## Written problem
In the entries, find all lines that hold the word "type" and copy them.

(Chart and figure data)
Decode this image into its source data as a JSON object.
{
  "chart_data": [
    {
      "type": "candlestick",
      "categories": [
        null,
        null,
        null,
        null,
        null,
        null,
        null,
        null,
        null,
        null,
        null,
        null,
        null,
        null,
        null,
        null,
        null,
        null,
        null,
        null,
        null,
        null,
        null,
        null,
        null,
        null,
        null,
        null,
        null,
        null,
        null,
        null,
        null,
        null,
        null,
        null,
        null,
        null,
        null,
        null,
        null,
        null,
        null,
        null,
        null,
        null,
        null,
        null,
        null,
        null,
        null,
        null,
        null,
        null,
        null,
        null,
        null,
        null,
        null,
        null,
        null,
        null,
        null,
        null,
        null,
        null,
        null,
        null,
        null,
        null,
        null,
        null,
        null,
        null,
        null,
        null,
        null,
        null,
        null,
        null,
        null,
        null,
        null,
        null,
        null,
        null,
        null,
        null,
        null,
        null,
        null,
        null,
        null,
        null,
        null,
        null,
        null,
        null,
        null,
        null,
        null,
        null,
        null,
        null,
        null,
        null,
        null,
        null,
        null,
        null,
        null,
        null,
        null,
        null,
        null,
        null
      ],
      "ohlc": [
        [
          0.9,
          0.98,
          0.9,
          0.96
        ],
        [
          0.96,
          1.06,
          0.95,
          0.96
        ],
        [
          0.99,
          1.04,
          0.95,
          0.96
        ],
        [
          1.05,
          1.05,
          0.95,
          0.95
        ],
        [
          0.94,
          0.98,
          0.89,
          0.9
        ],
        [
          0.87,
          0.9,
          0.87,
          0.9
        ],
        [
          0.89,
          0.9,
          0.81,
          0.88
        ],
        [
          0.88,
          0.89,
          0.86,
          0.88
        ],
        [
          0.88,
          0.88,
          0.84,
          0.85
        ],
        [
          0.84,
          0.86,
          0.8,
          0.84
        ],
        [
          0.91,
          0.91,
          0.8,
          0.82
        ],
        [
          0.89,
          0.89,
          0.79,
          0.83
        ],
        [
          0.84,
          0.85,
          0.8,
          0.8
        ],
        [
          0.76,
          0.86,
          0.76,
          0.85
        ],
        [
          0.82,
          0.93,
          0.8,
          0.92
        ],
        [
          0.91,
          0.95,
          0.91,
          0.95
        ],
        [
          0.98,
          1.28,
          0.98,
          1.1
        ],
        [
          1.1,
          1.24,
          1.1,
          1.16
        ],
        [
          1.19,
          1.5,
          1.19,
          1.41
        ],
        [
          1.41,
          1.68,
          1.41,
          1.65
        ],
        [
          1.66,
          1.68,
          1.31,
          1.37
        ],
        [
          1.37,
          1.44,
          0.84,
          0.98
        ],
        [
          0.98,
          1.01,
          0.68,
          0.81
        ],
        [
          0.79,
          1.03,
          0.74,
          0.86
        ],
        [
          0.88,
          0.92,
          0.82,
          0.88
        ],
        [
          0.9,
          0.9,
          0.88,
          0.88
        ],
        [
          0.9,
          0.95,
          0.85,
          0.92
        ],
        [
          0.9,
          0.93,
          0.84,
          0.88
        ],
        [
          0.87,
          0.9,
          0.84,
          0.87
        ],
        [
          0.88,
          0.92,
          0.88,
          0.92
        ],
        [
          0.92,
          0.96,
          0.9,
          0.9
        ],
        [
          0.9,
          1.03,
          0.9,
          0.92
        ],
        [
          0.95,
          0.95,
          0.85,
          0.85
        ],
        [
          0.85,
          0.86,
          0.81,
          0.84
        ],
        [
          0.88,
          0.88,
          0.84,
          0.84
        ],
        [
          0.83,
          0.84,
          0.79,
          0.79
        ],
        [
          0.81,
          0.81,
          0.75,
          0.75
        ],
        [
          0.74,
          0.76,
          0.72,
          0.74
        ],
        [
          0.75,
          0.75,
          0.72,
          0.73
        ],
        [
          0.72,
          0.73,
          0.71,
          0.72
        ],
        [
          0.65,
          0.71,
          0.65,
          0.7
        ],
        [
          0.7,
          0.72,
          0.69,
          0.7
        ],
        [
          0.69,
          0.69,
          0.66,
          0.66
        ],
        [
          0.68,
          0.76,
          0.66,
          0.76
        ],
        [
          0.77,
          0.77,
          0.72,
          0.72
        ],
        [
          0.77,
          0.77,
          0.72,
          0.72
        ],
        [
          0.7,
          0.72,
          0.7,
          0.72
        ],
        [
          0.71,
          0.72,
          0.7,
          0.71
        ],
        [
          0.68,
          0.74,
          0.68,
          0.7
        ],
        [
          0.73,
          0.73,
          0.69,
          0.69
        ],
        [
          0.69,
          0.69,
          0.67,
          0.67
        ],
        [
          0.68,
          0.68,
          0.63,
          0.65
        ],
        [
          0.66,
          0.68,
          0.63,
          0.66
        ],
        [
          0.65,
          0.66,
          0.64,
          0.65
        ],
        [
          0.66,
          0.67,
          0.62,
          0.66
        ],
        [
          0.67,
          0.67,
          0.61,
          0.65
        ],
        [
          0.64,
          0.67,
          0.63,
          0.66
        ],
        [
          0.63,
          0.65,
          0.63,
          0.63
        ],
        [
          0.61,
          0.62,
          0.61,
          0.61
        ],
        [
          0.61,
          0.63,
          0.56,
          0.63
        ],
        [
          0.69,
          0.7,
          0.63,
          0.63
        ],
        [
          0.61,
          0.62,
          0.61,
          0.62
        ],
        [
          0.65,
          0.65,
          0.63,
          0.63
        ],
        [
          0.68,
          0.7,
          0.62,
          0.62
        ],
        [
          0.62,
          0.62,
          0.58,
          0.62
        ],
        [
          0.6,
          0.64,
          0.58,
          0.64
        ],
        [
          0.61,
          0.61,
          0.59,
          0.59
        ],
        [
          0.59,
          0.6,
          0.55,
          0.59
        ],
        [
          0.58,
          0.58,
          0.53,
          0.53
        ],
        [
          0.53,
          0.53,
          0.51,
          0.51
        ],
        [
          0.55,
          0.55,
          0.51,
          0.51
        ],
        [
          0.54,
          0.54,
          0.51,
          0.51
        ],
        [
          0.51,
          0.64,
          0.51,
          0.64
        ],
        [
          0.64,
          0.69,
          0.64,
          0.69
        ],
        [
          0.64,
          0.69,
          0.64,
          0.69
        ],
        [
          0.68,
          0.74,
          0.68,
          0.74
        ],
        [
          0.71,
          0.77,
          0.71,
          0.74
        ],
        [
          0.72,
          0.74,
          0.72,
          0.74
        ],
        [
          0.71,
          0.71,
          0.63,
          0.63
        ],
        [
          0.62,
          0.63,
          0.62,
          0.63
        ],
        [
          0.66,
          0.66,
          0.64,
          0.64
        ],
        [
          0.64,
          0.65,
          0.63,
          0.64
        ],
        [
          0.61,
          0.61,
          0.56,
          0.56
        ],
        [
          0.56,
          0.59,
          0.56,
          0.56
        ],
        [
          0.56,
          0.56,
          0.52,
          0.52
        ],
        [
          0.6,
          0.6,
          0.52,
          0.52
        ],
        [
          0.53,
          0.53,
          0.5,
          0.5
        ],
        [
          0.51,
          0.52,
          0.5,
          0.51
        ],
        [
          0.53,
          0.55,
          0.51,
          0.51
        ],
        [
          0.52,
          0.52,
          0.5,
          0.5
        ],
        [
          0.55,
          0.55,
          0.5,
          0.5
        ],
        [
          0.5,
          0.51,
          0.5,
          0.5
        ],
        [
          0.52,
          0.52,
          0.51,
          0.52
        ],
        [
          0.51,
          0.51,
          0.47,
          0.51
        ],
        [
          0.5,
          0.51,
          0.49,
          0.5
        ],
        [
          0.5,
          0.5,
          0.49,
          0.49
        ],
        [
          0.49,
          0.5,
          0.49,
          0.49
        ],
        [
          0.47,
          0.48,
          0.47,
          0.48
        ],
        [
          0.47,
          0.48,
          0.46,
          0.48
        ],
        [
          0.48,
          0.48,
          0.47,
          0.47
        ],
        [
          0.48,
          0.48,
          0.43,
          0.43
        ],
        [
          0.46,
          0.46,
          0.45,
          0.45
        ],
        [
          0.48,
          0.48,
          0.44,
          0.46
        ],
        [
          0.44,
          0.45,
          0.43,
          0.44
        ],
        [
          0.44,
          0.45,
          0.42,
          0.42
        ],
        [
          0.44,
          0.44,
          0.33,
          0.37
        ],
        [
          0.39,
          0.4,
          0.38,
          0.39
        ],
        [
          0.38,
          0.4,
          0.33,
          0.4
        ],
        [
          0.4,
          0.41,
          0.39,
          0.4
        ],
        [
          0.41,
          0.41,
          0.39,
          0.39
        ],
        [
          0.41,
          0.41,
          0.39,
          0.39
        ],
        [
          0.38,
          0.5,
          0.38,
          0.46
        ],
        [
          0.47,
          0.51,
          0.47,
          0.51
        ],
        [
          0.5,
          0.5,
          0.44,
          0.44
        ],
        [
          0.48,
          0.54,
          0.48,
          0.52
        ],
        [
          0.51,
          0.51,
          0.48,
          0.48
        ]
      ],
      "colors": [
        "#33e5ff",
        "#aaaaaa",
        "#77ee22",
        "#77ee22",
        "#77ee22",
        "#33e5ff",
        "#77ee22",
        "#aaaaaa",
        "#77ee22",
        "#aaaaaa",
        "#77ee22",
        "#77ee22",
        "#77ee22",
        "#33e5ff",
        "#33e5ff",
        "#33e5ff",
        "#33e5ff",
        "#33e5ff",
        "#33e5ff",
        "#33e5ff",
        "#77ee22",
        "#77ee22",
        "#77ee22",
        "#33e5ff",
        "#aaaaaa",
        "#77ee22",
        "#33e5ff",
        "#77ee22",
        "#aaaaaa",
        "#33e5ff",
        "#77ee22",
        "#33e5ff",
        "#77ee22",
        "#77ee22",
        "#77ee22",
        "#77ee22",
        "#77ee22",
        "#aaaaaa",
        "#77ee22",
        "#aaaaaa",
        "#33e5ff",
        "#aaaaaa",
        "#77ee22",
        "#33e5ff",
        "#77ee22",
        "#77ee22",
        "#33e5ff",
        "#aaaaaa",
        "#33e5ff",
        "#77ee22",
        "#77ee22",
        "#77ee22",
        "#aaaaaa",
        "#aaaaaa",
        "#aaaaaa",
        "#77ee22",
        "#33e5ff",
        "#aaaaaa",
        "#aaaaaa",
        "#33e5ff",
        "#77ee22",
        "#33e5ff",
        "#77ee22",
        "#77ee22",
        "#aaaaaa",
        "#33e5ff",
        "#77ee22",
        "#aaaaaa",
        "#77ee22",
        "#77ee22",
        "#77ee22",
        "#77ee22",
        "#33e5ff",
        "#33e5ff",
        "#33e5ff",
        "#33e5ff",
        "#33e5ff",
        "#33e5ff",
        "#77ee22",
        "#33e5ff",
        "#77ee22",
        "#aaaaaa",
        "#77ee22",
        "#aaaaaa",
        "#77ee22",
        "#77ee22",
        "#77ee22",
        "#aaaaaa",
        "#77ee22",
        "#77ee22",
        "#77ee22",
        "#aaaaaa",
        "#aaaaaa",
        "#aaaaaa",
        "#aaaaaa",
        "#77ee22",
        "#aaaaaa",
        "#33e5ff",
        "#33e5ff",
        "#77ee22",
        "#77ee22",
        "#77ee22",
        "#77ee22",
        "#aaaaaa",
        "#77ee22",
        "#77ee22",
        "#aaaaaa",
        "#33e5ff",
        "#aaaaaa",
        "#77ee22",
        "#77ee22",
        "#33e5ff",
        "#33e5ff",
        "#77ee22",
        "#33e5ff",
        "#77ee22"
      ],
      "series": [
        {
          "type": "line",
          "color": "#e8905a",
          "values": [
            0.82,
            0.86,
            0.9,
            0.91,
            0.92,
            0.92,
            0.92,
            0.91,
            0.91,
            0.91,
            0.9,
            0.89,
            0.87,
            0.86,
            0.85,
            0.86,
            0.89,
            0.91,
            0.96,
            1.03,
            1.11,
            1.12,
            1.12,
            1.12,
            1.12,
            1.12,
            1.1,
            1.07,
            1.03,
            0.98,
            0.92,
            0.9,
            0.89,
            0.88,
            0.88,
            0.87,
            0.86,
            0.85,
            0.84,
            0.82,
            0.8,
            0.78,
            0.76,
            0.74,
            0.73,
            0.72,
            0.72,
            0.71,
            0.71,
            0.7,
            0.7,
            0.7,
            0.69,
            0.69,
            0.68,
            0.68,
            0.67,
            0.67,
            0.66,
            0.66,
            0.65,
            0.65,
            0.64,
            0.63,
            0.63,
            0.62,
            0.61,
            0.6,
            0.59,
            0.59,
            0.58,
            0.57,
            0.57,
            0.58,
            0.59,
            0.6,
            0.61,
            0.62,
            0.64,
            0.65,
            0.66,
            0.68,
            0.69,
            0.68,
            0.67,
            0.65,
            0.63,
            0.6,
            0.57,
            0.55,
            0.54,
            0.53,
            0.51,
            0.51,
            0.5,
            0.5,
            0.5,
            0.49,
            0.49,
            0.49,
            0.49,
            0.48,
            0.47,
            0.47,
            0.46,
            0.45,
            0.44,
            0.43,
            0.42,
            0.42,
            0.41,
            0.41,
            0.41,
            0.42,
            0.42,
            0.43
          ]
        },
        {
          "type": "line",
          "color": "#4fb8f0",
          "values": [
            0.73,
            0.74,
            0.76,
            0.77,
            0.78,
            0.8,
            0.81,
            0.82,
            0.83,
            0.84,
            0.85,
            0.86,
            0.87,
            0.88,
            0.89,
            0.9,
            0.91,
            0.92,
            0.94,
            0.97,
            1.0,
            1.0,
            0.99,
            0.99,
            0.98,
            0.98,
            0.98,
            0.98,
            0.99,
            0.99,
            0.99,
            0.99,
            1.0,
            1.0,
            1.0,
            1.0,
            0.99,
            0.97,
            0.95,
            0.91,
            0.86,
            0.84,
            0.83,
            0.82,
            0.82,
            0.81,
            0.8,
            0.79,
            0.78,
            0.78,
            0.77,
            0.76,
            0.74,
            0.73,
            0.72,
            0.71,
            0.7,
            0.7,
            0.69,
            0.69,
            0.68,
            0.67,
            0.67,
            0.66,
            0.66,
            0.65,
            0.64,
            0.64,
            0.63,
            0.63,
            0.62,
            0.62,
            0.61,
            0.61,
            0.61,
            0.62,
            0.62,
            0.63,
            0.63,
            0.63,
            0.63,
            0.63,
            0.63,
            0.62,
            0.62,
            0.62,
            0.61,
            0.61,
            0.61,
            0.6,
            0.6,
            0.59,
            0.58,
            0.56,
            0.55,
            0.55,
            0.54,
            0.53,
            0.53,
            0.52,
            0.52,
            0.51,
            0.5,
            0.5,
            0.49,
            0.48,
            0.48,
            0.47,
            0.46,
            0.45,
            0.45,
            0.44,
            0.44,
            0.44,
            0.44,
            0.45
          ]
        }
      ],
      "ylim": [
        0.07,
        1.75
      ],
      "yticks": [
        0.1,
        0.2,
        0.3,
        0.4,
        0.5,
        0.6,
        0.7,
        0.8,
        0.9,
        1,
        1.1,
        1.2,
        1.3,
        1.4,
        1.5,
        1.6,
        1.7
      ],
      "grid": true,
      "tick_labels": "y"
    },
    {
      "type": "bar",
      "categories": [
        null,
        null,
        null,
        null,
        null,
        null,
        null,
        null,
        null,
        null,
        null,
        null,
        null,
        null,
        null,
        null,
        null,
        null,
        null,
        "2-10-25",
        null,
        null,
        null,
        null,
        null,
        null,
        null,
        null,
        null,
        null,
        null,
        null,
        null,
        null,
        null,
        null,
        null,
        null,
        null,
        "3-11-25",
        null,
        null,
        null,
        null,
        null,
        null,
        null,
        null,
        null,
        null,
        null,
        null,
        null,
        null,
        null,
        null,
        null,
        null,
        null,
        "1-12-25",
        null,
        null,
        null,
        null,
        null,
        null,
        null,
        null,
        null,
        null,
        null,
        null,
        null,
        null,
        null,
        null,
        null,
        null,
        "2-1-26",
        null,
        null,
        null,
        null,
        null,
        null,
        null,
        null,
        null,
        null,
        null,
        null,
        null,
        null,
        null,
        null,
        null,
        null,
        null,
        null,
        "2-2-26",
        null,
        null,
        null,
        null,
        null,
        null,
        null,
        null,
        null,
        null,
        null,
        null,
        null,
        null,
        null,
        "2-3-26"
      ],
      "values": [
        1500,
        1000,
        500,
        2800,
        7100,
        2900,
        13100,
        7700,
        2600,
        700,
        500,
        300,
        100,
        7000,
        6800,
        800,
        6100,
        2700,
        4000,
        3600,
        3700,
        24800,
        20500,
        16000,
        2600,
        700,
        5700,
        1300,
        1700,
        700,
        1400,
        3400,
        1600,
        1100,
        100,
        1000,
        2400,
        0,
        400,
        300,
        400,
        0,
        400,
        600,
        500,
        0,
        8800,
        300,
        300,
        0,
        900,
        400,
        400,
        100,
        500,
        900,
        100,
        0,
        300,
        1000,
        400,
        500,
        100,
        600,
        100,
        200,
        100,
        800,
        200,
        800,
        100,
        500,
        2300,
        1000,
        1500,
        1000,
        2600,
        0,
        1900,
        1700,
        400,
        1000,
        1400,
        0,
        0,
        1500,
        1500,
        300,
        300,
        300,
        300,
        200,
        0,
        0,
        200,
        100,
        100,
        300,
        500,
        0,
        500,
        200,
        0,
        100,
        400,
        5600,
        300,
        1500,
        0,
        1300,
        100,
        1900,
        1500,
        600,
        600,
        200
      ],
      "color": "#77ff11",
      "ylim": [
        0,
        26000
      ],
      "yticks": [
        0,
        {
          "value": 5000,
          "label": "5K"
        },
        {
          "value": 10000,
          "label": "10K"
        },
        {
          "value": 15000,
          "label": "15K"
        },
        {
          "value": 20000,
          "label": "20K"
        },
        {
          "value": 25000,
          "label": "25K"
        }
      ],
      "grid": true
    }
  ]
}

## The reply
      "type": "candlestick",
          "type": "line",
          "type": "line",
      "type": "bar",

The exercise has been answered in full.